▶ [Listing]
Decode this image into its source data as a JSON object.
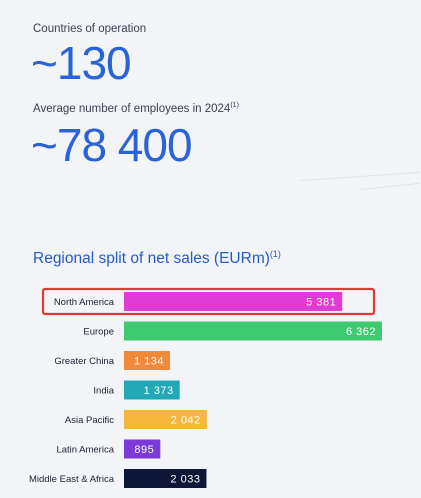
{
  "stats": {
    "countries_label": "Countries of operation",
    "countries_value": "~130",
    "employees_label": "Average number of employees in 2024",
    "employees_note": "(1)",
    "employees_value": "~78 400"
  },
  "chart_title": "Regional split of net sales (EURm)",
  "chart_title_note": "(1)",
  "highlight_category": "North America",
  "highlight_color": "#e23a3a",
  "chart_data": {
    "type": "bar",
    "orientation": "horizontal",
    "title": "Regional split of net sales (EURm)",
    "categories": [
      "North America",
      "Europe",
      "Greater China",
      "India",
      "Asia Pacific",
      "Latin America",
      "Middle East & Africa"
    ],
    "values": [
      5381,
      6362,
      1134,
      1373,
      2042,
      895,
      2033
    ],
    "value_labels": [
      "5 381",
      "6 362",
      "1 134",
      "1 373",
      "2 042",
      "895",
      "2 033"
    ],
    "colors": [
      "#e03bd3",
      "#3ecb70",
      "#f08a3a",
      "#23a8b7",
      "#f6b73c",
      "#7c3bd8",
      "#0d1738"
    ],
    "xlim": [
      0,
      6362
    ],
    "grid": false,
    "legend": "none"
  }
}
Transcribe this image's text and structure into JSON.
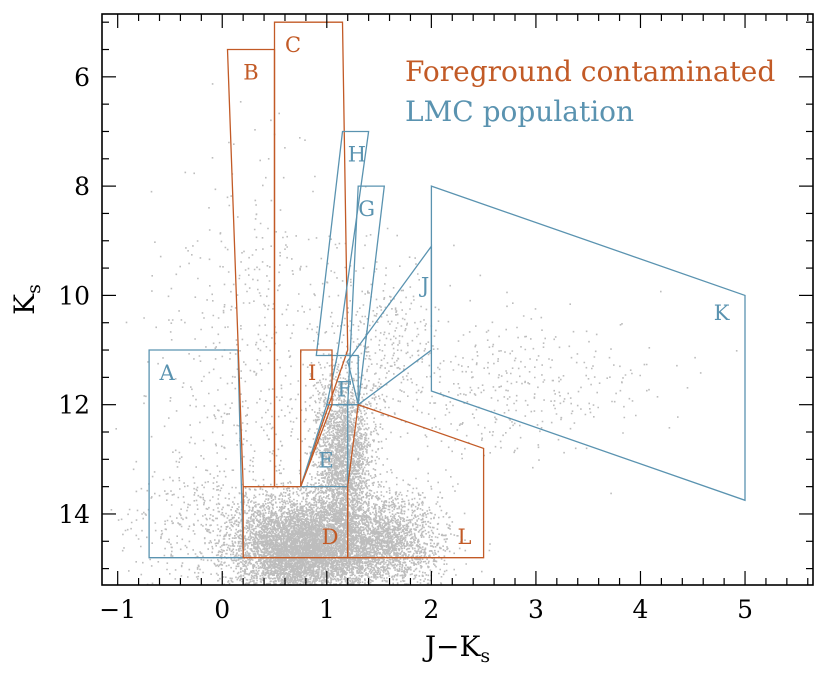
{
  "colors": {
    "foreground": "#c25a26",
    "lmc": "#5a93b0",
    "points": "#bdbdbd",
    "axis": "#000000"
  },
  "legend": {
    "foreground_label": "Foreground contaminated",
    "lmc_label": "LMC population"
  },
  "chart_data": {
    "type": "scatter",
    "title": "",
    "xlabel_main": "J−K",
    "xlabel_sub": "s",
    "ylabel_main": "K",
    "ylabel_sub": "s",
    "xlim": [
      -1.15,
      5.65
    ],
    "ylim": [
      15.3,
      4.85
    ],
    "y_inverted": true,
    "x_major_ticks": [
      -1,
      0,
      1,
      2,
      3,
      4,
      5
    ],
    "x_tick_labels": [
      "−1",
      "0",
      "1",
      "2",
      "3",
      "4",
      "5"
    ],
    "x_minor_step": 0.2,
    "y_major_ticks": [
      6,
      8,
      10,
      12,
      14
    ],
    "y_tick_labels": [
      "6",
      "8",
      "10",
      "12",
      "14"
    ],
    "y_minor_step": 0.5,
    "legend_position": "top-right",
    "regions": [
      {
        "label": "A",
        "group": "lmc",
        "label_at": [
          -0.6,
          11.4
        ],
        "polygon": [
          [
            -0.7,
            11.0
          ],
          [
            0.15,
            11.0
          ],
          [
            0.2,
            14.8
          ],
          [
            -0.7,
            14.8
          ]
        ]
      },
      {
        "label": "B",
        "group": "foreground",
        "label_at": [
          0.2,
          5.9
        ],
        "polygon": [
          [
            0.05,
            5.5
          ],
          [
            0.5,
            5.5
          ],
          [
            0.5,
            13.5
          ],
          [
            0.2,
            13.5
          ]
        ]
      },
      {
        "label": "C",
        "group": "foreground",
        "label_at": [
          0.6,
          5.4
        ],
        "polygon": [
          [
            0.5,
            5.0
          ],
          [
            1.15,
            5.0
          ],
          [
            1.2,
            11.0
          ],
          [
            0.75,
            13.5
          ],
          [
            0.5,
            13.5
          ]
        ]
      },
      {
        "label": "D",
        "group": "foreground",
        "label_at": [
          0.95,
          14.4
        ],
        "polygon": [
          [
            0.2,
            13.5
          ],
          [
            1.2,
            13.5
          ],
          [
            1.2,
            14.8
          ],
          [
            0.2,
            14.8
          ]
        ]
      },
      {
        "label": "E",
        "group": "lmc",
        "label_at": [
          0.92,
          13.0
        ],
        "polygon": [
          [
            0.75,
            13.5
          ],
          [
            1.2,
            13.5
          ],
          [
            1.2,
            12.0
          ],
          [
            1.0,
            12.0
          ]
        ]
      },
      {
        "label": "F",
        "group": "lmc",
        "label_at": [
          1.1,
          11.7
        ],
        "polygon": [
          [
            1.0,
            12.0
          ],
          [
            1.3,
            12.0
          ],
          [
            1.3,
            11.1
          ],
          [
            1.1,
            11.1
          ]
        ]
      },
      {
        "label": "G",
        "group": "lmc",
        "label_at": [
          1.3,
          8.4
        ],
        "polygon": [
          [
            1.3,
            8.0
          ],
          [
            1.55,
            8.0
          ],
          [
            1.3,
            12.0
          ],
          [
            1.2,
            12.0
          ]
        ]
      },
      {
        "label": "H",
        "group": "lmc",
        "label_at": [
          1.2,
          7.4
        ],
        "polygon": [
          [
            1.15,
            7.0
          ],
          [
            1.4,
            7.0
          ],
          [
            1.1,
            11.1
          ],
          [
            0.9,
            11.1
          ]
        ]
      },
      {
        "label": "I",
        "group": "foreground",
        "label_at": [
          0.82,
          11.4
        ],
        "polygon": [
          [
            0.75,
            11.0
          ],
          [
            1.05,
            11.0
          ],
          [
            1.05,
            12.0
          ],
          [
            0.75,
            13.5
          ]
        ]
      },
      {
        "label": "J",
        "group": "lmc",
        "label_at": [
          1.9,
          9.8
        ],
        "polygon": [
          [
            2.0,
            9.1
          ],
          [
            2.0,
            11.0
          ],
          [
            1.3,
            12.0
          ],
          [
            1.2,
            11.2
          ]
        ]
      },
      {
        "label": "K",
        "group": "lmc",
        "label_at": [
          4.7,
          10.3
        ],
        "polygon": [
          [
            2.0,
            8.0
          ],
          [
            5.0,
            10.0
          ],
          [
            5.0,
            13.75
          ],
          [
            2.0,
            11.75
          ]
        ]
      },
      {
        "label": "L",
        "group": "foreground",
        "label_at": [
          2.25,
          14.4
        ],
        "polygon": [
          [
            1.3,
            12.0
          ],
          [
            2.5,
            12.8
          ],
          [
            2.5,
            14.8
          ],
          [
            1.2,
            14.8
          ],
          [
            1.2,
            13.5
          ]
        ]
      }
    ],
    "scatter_series": {
      "name": "",
      "density_components": [
        {
          "cx": 0.75,
          "cy": 14.6,
          "sx": 0.33,
          "sy": 0.45,
          "n": 6500,
          "sy_min": 13.4
        },
        {
          "cx": 1.15,
          "cy": 13.0,
          "sx": 0.13,
          "sy": 0.8,
          "n": 2600,
          "sy_min": 11.2
        },
        {
          "cx": 1.55,
          "cy": 14.5,
          "sx": 0.28,
          "sy": 0.45,
          "n": 2200,
          "sy_min": 12.8
        },
        {
          "cx": 0.3,
          "cy": 12.0,
          "sx": 0.45,
          "sy": 2.3,
          "n": 700,
          "sy_min": 5.5
        },
        {
          "cx": 1.5,
          "cy": 10.8,
          "sx": 0.25,
          "sy": 0.8,
          "n": 300,
          "sy_min": 8.5
        },
        {
          "cx": 2.6,
          "cy": 11.7,
          "sx": 0.7,
          "sy": 0.7,
          "n": 420,
          "sy_min": 9.5
        },
        {
          "cx": -0.3,
          "cy": 14.2,
          "sx": 0.35,
          "sy": 0.6,
          "n": 250,
          "sy_min": 12.5
        }
      ]
    }
  }
}
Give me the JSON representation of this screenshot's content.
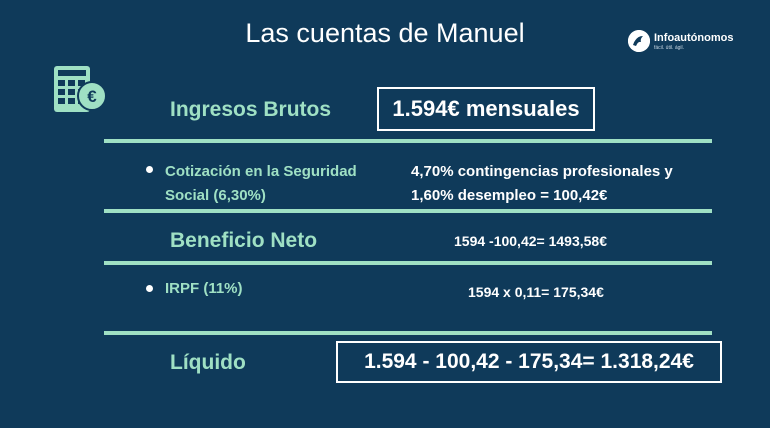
{
  "title": "Las cuentas de Manuel",
  "brand": {
    "name_prefix": "Info",
    "name_suffix": "autónomos",
    "tagline": "fácil. útil. ágil."
  },
  "icons": {
    "calculator": "calculator-euro-icon",
    "logo": "infoautonomos-logo-icon"
  },
  "colors": {
    "background": "#0f3a5a",
    "accent": "#9fe0c4",
    "text": "#ffffff"
  },
  "rows": {
    "ingresos": {
      "label": "Ingresos Brutos",
      "value": "1.594€ mensuales"
    },
    "cotizacion": {
      "label_line1": "Cotización en la Seguridad",
      "label_line2": "Social (6,30%)",
      "value_line1": "4,70% contingencias profesionales y",
      "value_line2": "1,60%  desempleo = 100,42€"
    },
    "beneficio": {
      "label": "Beneficio Neto",
      "value": "1594 -100,42= 1493,58€"
    },
    "irpf": {
      "label": "IRPF (11%)",
      "value": "1594 x 0,11= 175,34€"
    },
    "liquido": {
      "label": "Líquido",
      "value": "1.594 - 100,42 - 175,34= 1.318,24€"
    }
  }
}
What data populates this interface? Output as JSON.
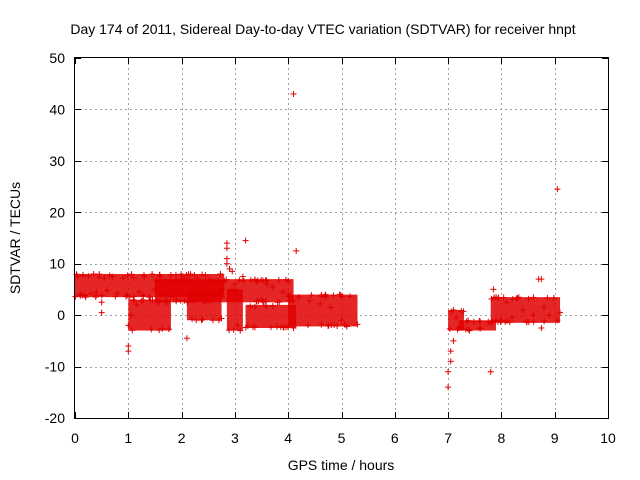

▶ [What you should do] Every line in the data above that contains "into" needs to be copied.

▶ [Task answer]
Decode this image into its source data as a JSON object.
Transcribe this image's text and structure into JSON.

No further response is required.